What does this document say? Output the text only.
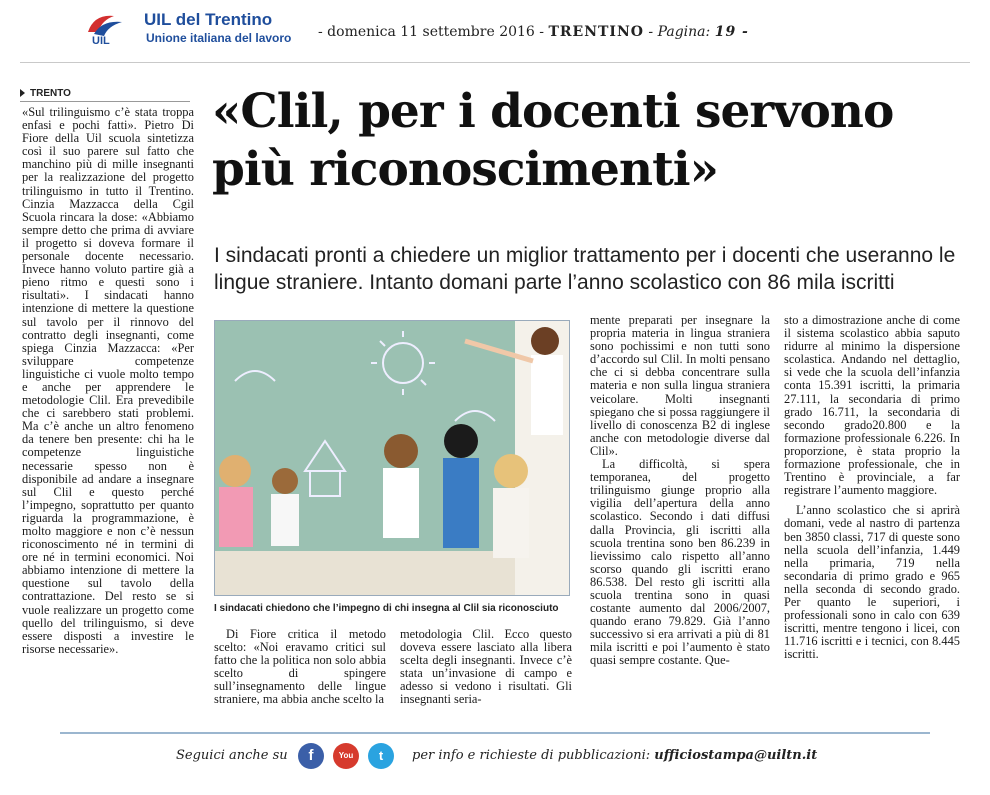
UIL
UIL del Trentino
Unione italiana del lavoro - domenica 11 settembre 2016 - TRENTINO - Pagina: 19 -
TRENTO	«Clil, per i docenti servono più riconoscimenti»
I sindacati pronti a chiedere un miglior trattamento per i docenti che useranno le lingue straniere. Intanto domani parte l’anno scolastico con 86 mila iscritti
«Sul trilinguismo c’è stata troppa enfasi e pochi fatti». Pietro Di Fiore della Uil scuola sintetizza così il suo parere sul fatto che manchino più di mille insegnanti per la realizzazione del progetto trilinguismo in tutto il Trentino. Cinzia Mazzacca della Cgil Scuola rincara la dose: «Abbiamo sempre detto che prima di avviare il progetto si doveva formare il personale docente necessario. Invece hanno voluto partire già a pieno ritmo e questi sono i risultati». I sindacati hanno intenzione di mettere la questione sul tavolo per il rinnovo del contratto degli insegnanti, come spiega Cinzia Mazzacca: «Per sviluppare competenze linguistiche ci vuole molto tempo e anche per apprendere le metodologie Clil. Era prevedibile che ci sarebbero stati problemi. Ma c’è anche un altro fenomeno da tenere ben presente: chi ha le competenze linguistiche necessarie spesso non è disponibile ad andare a insegnare sul Clil e questo perché l’impegno, soprattutto per quanto riguarda la programmazione, è molto maggiore e non c’è nessun riconoscimento né in termini di ore né in termini economici. Noi abbiamo intenzione di mettere la questione sul tavolo della contrattazione. Del resto se si vuole realizzare un progetto come quello del trilinguismo, si deve essere disposti a investire le risorse necessarie».
I sindacati chiedono che l’impegno di chi insegna al Clil sia riconosciuto
Di Fiore critica il metodo scelto: «Noi eravamo critici sul fatto che la politica non solo abbia scelto di spingere sull’insegnamento delle lingue straniere, ma abbia anche scelto la
metodologia Clil. Ecco questo doveva essere lasciato alla libera scelta degli insegnanti. Invece c’è stata un’invasione di campo e adesso si vedono i risultati. Gli insegnanti seria-

mente preparati per insegnare la propria materia in lingua straniera sono pochissimi e non tutti sono d’accordo sul Clil. In molti pensano che ci si debba concentrare sulla materia e non sulla lingua straniera veicolare. Molti insegnanti spiegano che si possa raggiungere il livello di conoscenza B2 di inglese anche con metodologie diverse dal Clil».

La difficoltà, si spera temporanea, del progetto trilinguismo giunge proprio alla vigilia dell’apertura della anno scolastico. Secondo i dati diffusi dalla Provincia, gli iscritti alla scuola trentina sono ben 86.239 in lievissimo calo rispetto all’anno scorso quando gli iscritti erano 86.538. Del resto gli iscritti alla scuola trentina sono in quasi costante aumento dal 2006/2007, quando erano 79.829. Già l’anno successivo si era arrivati a più di 81 mila iscritti e poi l’aumento è stato quasi sempre costante. Que-

sto a dimostrazione anche di come il sistema scolastico abbia saputo ridurre al minimo la dispersione scolastica. Andando nel dettaglio, si vede che la scuola dell’infanzia conta 15.391 iscritti, la primaria 27.111, la secondaria di primo grado 16.711, la secondaria di secondo grado20.800 e la formazione professionale 6.226. In proporzione, è stata proprio la formazione professionale, che in Trentino è provinciale, a far registrare l’aumento maggiore.

L’anno scolastico che si aprirà domani, vede al nastro di partenza ben 3850 classi, 717 di queste sono nella scuola dell’infanzia, 1.449 nella primaria, 719 nella secondaria di primo grado e 965 nella seconda di secondo grado. Per quanto le superiori, i professionali sono in calo con 639 iscritti, mentre tengono i licei, con 11.716 iscritti e i tecnici, con 8.445 iscritti.

Seguici anche su	f	You Tube
t	per info e richieste di pubblicazioni: ufficiostampa@uiltn.it
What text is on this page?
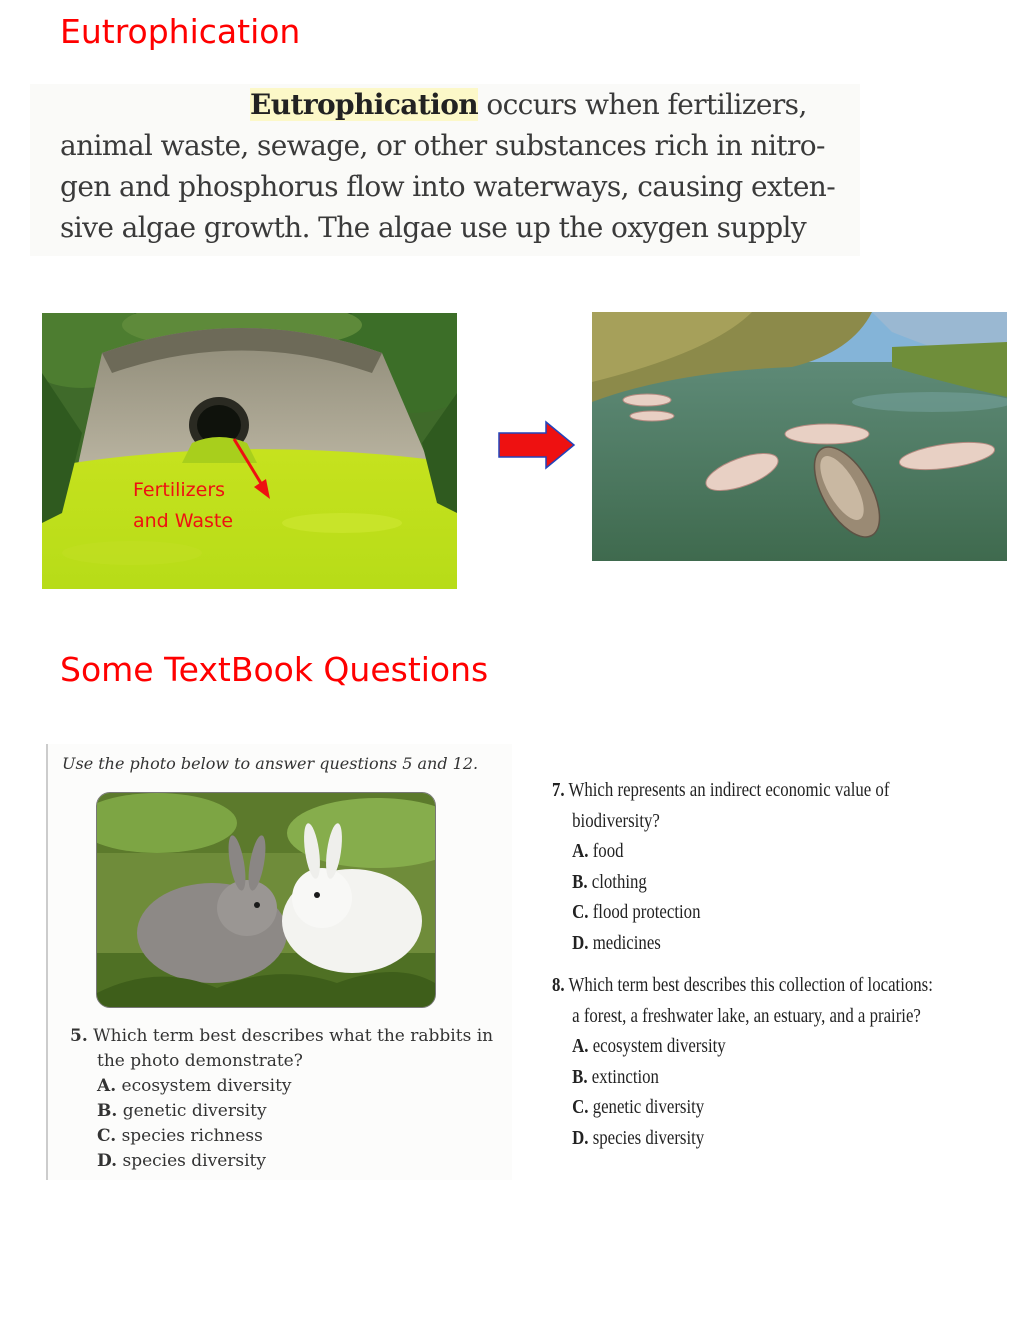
Eutrophication

Eutrophication occurs when fertilizers,

animal waste, sewage, or other substances rich in nitro-

gen and phosphorus flow into waterways, causing exten-

sive algae growth. The algae use up the oxygen supply

Fertilizers
and Waste
Some TextBook Questions
Use the photo below to answer questions 5 and 12.
5. Which term best describes what the rabbits in
the photo demonstrate?
A. ecosystem diversity
B. genetic diversity
C. species richness
D. species diversity
7. Which represents an indirect economic value of
biodiversity?
A. food
B. clothing
C. flood protection
D. medicines
8. Which term best describes this collection of locations:
a forest, a freshwater lake, an estuary, and a prairie?
A. ecosystem diversity
B. extinction
C. genetic diversity
D. species diversity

○ ○ ○ ○ ○ ○ ○

Pull out all lines containing the word "describes" from the entries above.

5. Which term best describes what the rabbits in
8. Which term best describes this collection of locations:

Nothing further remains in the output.